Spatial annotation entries
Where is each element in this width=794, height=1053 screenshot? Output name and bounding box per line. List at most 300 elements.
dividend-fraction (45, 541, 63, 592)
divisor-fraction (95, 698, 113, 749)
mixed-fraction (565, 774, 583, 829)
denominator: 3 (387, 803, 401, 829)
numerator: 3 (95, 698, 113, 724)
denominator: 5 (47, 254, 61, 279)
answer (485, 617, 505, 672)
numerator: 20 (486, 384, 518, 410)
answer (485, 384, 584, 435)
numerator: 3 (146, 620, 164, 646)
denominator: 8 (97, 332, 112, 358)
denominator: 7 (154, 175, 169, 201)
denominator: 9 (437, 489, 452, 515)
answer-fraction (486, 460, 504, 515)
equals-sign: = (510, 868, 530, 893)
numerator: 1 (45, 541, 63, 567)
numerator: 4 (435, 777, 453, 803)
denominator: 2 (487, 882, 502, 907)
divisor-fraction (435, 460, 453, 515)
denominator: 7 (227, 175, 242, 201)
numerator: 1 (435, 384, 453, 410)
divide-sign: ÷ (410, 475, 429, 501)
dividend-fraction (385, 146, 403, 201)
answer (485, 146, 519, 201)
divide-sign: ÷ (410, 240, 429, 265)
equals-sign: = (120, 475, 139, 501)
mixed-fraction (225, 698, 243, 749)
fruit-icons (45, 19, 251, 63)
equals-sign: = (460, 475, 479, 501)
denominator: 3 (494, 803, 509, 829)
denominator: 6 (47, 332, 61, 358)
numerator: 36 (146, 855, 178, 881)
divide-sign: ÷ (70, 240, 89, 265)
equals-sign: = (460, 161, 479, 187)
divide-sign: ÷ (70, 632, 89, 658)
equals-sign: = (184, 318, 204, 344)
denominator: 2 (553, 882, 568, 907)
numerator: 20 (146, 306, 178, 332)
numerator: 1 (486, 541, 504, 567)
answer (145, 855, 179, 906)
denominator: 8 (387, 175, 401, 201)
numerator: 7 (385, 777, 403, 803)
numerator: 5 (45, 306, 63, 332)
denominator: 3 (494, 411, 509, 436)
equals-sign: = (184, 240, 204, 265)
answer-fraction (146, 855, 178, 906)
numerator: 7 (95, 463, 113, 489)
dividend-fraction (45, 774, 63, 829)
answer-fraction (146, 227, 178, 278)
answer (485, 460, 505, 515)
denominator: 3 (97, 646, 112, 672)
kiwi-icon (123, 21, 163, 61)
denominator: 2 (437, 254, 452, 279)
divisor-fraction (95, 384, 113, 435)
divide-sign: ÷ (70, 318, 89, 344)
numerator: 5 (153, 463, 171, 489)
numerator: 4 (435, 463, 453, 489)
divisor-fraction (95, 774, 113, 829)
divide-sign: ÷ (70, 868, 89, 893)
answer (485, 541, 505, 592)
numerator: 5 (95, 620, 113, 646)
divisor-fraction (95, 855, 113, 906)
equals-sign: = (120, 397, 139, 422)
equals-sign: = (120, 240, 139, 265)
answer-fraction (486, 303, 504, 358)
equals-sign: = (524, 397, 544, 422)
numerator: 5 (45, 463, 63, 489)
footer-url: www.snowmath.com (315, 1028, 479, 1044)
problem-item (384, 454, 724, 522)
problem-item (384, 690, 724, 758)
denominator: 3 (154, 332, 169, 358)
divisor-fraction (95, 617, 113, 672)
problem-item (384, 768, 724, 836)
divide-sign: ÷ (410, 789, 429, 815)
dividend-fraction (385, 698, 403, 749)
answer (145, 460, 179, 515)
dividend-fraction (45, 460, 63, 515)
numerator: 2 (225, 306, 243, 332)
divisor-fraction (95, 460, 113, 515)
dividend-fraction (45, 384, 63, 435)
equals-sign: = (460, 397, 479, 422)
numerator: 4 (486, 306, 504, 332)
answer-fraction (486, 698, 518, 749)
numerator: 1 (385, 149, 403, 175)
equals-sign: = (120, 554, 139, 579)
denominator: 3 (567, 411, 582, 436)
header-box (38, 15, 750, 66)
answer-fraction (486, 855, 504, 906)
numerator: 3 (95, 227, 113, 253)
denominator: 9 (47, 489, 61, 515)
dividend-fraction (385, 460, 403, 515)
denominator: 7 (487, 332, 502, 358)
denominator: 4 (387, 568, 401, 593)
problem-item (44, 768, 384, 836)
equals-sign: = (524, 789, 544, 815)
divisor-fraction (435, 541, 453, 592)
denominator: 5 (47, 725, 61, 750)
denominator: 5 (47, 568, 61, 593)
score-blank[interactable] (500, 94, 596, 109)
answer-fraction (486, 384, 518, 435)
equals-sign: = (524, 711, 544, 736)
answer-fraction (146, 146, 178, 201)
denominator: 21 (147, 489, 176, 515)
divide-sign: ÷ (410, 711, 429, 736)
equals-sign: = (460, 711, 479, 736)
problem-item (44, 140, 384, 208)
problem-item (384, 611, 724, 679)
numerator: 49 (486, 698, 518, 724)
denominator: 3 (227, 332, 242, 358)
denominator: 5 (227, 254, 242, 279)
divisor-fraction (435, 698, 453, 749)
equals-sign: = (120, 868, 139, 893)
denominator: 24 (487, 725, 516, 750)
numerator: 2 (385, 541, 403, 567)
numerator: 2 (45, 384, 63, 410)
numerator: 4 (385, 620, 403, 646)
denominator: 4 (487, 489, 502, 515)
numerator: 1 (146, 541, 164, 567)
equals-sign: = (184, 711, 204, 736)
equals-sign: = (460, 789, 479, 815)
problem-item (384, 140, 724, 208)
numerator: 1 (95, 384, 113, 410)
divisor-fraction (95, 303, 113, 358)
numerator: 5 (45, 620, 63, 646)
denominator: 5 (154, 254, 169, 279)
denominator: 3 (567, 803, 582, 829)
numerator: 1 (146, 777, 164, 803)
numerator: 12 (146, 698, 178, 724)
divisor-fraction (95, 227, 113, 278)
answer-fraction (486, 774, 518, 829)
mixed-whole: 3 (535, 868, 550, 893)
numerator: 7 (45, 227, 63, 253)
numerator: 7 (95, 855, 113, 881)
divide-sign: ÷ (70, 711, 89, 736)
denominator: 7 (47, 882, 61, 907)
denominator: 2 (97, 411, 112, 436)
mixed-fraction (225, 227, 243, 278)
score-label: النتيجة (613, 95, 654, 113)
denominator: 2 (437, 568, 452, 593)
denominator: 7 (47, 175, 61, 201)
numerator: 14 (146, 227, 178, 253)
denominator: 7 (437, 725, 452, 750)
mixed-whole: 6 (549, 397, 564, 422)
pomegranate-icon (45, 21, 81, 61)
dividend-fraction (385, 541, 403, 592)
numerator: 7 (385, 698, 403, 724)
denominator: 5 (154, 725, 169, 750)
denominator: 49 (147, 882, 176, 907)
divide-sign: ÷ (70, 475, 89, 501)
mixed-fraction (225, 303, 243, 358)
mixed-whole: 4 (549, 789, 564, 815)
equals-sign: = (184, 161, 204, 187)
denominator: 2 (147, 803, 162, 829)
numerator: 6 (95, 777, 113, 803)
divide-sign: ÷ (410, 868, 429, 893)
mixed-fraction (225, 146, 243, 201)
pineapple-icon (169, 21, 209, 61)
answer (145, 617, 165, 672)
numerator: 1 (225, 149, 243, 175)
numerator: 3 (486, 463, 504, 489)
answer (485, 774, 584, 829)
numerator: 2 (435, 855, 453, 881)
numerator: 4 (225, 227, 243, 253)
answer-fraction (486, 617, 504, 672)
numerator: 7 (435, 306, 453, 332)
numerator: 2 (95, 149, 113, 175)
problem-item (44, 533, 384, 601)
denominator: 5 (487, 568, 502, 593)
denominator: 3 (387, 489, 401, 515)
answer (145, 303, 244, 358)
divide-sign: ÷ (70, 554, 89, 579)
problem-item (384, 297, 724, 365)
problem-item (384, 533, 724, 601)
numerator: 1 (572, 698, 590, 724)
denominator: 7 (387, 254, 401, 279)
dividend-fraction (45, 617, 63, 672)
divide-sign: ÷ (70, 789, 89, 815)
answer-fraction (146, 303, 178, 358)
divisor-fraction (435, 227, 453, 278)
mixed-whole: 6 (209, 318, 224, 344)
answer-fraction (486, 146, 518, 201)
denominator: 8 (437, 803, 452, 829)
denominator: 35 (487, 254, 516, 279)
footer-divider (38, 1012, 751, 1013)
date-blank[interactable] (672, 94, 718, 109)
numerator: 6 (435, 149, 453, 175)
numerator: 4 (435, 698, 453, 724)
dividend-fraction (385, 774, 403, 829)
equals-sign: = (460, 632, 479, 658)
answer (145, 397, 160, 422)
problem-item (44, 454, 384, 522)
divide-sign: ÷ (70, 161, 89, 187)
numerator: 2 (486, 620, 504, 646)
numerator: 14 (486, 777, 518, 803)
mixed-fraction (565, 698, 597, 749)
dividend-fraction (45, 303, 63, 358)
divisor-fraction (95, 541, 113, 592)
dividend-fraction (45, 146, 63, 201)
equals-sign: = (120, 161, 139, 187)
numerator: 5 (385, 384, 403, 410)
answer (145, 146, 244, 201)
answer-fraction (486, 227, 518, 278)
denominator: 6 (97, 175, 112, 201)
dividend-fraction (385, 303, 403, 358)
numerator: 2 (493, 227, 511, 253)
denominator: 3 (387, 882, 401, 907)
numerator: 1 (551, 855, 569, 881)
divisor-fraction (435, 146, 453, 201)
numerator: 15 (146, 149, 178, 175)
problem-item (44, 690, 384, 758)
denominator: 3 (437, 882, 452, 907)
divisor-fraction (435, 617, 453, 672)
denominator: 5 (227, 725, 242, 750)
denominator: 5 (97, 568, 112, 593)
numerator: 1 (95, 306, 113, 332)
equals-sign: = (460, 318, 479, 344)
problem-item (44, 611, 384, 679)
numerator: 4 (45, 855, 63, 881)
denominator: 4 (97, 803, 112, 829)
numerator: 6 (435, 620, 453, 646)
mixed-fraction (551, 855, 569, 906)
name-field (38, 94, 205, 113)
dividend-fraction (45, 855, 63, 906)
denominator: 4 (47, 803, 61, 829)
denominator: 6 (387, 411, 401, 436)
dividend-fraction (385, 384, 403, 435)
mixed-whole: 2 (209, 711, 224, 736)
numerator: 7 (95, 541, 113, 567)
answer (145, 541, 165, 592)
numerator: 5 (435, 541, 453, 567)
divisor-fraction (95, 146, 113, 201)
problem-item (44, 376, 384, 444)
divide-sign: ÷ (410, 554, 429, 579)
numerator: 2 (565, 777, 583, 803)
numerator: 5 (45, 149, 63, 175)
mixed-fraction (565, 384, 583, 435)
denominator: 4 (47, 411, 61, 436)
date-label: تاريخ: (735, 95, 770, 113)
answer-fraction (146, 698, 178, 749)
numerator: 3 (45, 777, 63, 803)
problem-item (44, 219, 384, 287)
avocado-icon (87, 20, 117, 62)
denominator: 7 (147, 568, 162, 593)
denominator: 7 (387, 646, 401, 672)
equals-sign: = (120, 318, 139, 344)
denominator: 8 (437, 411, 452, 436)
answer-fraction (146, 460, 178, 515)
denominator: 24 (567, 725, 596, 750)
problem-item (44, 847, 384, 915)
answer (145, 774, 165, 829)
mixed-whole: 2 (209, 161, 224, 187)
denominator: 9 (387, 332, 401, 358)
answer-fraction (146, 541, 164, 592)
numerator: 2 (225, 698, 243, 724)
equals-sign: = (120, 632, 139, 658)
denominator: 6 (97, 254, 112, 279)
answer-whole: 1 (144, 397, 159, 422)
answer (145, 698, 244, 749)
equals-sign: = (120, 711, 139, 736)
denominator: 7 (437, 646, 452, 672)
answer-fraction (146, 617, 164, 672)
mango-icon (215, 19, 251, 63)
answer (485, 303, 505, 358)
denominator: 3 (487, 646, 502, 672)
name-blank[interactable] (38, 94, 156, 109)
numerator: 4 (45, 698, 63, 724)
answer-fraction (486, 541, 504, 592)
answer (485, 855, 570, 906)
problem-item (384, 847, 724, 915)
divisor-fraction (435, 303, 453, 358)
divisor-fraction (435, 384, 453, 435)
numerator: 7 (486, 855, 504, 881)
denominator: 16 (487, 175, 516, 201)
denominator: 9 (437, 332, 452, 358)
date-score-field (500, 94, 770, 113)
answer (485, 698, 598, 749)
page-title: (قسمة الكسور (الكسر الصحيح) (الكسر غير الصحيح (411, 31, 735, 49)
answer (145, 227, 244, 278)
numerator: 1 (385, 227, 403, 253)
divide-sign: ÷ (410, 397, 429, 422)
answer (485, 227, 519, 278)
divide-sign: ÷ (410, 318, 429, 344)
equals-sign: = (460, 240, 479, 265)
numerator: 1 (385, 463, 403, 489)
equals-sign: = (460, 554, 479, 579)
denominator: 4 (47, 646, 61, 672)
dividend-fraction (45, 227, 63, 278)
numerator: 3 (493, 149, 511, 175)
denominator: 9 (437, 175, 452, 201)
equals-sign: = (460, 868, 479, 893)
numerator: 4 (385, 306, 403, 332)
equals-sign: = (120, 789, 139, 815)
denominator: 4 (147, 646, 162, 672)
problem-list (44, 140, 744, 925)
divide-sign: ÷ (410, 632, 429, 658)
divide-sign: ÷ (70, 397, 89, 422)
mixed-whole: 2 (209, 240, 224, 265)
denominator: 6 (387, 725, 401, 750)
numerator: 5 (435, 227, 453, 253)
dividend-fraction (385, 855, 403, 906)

EXERCISE TASK. Arrange the records as a numbered list from the first line up to and including the line with "divide-sign: ÷ (70, 240, 89, 265)", leaving out any blank lines.

SOLVED EXERCISE.
1. Where is each element in this width=794, height=1053 screenshot? Output name and bounding box per line. List at most 300 elements.
2. dividend-fraction (45, 541, 63, 592)
3. divisor-fraction (95, 698, 113, 749)
4. mixed-fraction (565, 774, 583, 829)
5. denominator: 3 (387, 803, 401, 829)
6. numerator: 3 (95, 698, 113, 724)
7. denominator: 5 (47, 254, 61, 279)
8. answer (485, 617, 505, 672)
9. numerator: 20 (486, 384, 518, 410)
10. answer (485, 384, 584, 435)
11. numerator: 3 (146, 620, 164, 646)
12. denominator: 8 (97, 332, 112, 358)
13. denominator: 7 (154, 175, 169, 201)
14. denominator: 9 (437, 489, 452, 515)
15. answer-fraction (486, 460, 504, 515)
16. equals-sign: = (510, 868, 530, 893)
17. numerator: 1 (45, 541, 63, 567)
18. numerator: 4 (435, 777, 453, 803)
19. denominator: 2 (487, 882, 502, 907)
20. divisor-fraction (435, 460, 453, 515)
21. denominator: 7 (227, 175, 242, 201)
22. numerator: 1 (435, 384, 453, 410)
23. divide-sign: ÷ (410, 475, 429, 501)
24. dividend-fraction (385, 146, 403, 201)
25. answer (485, 146, 519, 201)
26. divide-sign: ÷ (410, 240, 429, 265)
27. equals-sign: = (120, 475, 139, 501)
28. mixed-fraction (225, 698, 243, 749)
29. fruit-icons (45, 19, 251, 63)
30. equals-sign: = (460, 475, 479, 501)
31. denominator: 3 (494, 803, 509, 829)
32. denominator: 6 (47, 332, 61, 358)
33. numerator: 36 (146, 855, 178, 881)
34. divide-sign: ÷ (70, 240, 89, 265)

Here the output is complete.